::: DATA ROWS :::
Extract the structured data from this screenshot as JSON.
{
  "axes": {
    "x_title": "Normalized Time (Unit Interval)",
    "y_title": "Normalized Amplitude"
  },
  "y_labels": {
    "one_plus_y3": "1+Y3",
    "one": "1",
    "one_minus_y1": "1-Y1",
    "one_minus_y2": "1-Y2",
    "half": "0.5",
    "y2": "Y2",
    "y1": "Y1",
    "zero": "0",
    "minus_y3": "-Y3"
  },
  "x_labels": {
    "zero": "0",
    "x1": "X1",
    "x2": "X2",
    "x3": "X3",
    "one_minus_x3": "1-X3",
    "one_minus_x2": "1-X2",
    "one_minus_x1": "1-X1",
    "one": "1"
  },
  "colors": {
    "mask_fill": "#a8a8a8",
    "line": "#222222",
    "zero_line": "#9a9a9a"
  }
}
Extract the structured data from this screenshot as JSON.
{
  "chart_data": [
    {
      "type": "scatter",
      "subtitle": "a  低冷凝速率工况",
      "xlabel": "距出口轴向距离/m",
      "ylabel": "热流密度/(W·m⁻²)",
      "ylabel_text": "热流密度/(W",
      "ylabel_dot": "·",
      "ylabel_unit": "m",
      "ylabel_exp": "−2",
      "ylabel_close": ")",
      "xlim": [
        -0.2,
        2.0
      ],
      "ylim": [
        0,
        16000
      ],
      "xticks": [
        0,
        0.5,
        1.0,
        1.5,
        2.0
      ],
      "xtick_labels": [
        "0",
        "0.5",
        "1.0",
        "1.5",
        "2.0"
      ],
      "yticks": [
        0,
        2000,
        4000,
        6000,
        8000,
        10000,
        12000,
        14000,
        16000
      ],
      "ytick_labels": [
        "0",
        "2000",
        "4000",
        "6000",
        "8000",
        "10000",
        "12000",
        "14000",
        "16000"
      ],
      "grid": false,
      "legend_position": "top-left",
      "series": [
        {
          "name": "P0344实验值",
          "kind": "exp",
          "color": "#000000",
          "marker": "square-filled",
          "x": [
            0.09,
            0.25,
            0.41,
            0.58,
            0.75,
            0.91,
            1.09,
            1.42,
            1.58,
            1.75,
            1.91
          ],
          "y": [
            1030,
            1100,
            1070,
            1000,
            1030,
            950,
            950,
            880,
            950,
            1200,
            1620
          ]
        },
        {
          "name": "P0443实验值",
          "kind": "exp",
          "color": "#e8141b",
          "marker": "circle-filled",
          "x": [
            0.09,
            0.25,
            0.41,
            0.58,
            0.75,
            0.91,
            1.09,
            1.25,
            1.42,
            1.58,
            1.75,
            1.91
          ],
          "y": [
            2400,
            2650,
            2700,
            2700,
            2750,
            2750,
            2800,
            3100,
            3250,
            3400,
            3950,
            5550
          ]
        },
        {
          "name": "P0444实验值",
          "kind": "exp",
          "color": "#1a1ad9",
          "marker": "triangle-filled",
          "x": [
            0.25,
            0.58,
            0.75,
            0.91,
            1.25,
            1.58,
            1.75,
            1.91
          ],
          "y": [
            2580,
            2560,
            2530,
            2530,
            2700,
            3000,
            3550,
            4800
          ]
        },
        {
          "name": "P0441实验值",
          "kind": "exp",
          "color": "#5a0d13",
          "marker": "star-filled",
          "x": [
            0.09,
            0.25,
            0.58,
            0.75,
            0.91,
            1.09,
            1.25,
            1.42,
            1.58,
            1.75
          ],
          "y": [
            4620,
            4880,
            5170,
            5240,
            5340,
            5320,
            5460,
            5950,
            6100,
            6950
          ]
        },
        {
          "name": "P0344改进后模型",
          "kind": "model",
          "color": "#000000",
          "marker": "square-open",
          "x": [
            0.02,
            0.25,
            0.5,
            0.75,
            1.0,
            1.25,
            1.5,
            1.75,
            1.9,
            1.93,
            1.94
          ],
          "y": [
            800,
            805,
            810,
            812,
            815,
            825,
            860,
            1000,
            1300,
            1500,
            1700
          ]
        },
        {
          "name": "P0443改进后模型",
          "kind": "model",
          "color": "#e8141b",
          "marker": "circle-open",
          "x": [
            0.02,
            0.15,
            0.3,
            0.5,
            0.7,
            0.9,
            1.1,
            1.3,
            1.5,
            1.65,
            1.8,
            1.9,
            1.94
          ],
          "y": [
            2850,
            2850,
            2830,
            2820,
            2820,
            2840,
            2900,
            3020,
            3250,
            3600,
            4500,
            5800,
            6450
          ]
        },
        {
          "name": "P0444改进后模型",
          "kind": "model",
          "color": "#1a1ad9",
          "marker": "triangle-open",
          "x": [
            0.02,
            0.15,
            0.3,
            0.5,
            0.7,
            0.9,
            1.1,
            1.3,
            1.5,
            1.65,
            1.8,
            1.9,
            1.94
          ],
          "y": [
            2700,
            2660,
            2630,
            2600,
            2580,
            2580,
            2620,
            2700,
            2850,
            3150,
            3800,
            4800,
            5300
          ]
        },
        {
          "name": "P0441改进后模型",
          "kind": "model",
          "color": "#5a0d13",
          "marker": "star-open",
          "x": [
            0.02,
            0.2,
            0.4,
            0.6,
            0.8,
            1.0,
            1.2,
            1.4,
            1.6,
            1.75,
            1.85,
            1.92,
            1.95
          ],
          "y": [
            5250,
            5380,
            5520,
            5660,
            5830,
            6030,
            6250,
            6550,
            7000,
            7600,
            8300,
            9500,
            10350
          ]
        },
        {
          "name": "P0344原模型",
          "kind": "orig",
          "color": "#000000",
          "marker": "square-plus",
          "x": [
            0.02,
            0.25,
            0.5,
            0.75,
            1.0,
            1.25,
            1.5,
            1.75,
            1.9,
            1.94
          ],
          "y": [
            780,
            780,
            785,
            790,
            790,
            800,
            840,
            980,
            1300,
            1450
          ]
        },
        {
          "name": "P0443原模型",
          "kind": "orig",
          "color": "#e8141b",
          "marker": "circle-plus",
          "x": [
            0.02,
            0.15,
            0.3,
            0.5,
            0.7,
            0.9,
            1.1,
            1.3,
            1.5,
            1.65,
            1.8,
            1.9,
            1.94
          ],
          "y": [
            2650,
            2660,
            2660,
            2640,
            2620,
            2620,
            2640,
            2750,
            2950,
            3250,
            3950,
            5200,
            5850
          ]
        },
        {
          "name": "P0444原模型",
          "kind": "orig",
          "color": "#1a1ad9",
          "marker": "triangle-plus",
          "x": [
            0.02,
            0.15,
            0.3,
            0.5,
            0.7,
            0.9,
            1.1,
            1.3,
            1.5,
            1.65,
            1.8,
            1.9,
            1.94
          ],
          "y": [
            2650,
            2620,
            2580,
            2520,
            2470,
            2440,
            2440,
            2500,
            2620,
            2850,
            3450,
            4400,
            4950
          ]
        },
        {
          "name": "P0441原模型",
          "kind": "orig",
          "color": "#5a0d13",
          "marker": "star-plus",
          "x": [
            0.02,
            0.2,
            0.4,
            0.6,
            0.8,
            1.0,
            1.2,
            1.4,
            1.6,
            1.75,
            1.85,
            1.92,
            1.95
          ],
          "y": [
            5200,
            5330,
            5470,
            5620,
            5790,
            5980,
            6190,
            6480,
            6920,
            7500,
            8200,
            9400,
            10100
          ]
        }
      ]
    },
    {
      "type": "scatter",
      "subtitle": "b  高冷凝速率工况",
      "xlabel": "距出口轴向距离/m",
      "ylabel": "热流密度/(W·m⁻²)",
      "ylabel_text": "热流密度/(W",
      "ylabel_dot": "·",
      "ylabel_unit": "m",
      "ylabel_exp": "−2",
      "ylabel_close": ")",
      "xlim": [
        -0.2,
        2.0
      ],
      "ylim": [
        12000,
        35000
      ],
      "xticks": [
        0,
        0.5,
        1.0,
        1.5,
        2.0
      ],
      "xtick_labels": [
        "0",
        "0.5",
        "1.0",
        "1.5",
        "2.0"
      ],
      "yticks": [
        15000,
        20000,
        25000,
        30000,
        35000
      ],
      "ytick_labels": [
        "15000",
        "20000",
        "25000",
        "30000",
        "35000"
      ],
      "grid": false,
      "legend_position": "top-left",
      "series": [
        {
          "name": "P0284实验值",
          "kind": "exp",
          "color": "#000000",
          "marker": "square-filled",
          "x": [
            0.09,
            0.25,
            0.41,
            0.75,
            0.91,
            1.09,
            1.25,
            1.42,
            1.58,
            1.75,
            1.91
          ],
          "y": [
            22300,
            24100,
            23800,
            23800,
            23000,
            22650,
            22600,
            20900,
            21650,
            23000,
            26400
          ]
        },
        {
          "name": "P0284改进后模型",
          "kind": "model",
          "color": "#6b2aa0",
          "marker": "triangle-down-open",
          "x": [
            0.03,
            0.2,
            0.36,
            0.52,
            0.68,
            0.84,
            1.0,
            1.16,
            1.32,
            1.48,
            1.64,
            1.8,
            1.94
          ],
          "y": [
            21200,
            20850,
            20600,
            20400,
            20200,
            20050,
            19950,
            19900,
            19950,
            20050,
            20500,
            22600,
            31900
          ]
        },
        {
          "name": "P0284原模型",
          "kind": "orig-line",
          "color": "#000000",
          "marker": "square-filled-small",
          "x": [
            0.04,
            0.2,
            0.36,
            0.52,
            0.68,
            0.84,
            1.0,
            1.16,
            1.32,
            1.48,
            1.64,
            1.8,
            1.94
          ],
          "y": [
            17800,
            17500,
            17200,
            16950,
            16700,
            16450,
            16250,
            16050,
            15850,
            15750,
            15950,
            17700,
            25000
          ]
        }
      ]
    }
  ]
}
:::
* PROBLEM DETAILS
Each line of the data that includes the word "Normalized" counts once; report the total and nothing more.

* FULL SOLUTION
2